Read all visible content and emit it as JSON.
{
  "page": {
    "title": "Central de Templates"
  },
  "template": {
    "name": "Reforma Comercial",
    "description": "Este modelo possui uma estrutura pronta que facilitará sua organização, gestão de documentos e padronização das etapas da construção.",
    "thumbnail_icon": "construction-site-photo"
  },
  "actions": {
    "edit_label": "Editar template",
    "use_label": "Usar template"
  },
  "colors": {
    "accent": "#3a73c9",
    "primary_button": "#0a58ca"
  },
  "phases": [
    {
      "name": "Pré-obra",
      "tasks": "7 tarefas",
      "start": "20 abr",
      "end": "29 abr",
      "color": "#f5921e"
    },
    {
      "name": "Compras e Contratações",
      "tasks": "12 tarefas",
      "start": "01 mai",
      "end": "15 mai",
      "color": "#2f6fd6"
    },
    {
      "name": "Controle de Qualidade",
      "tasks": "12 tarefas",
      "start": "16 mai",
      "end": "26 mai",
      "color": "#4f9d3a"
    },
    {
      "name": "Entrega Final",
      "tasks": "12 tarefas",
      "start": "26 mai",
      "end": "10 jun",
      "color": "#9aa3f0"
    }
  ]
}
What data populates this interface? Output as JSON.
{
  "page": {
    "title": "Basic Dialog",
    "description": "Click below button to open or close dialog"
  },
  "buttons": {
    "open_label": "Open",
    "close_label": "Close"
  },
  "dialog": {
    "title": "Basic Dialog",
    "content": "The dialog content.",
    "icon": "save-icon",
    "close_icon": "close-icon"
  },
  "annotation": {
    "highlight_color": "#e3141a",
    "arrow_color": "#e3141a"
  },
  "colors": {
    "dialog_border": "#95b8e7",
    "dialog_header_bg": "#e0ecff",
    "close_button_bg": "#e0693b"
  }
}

*-*-*

■ **Exercise directions**: Pick out the lines that include the word "JSON" and write them out.

■ **Task output**:
Read all visible content and emit it as JSON.
What data populates this interface? Output as JSON.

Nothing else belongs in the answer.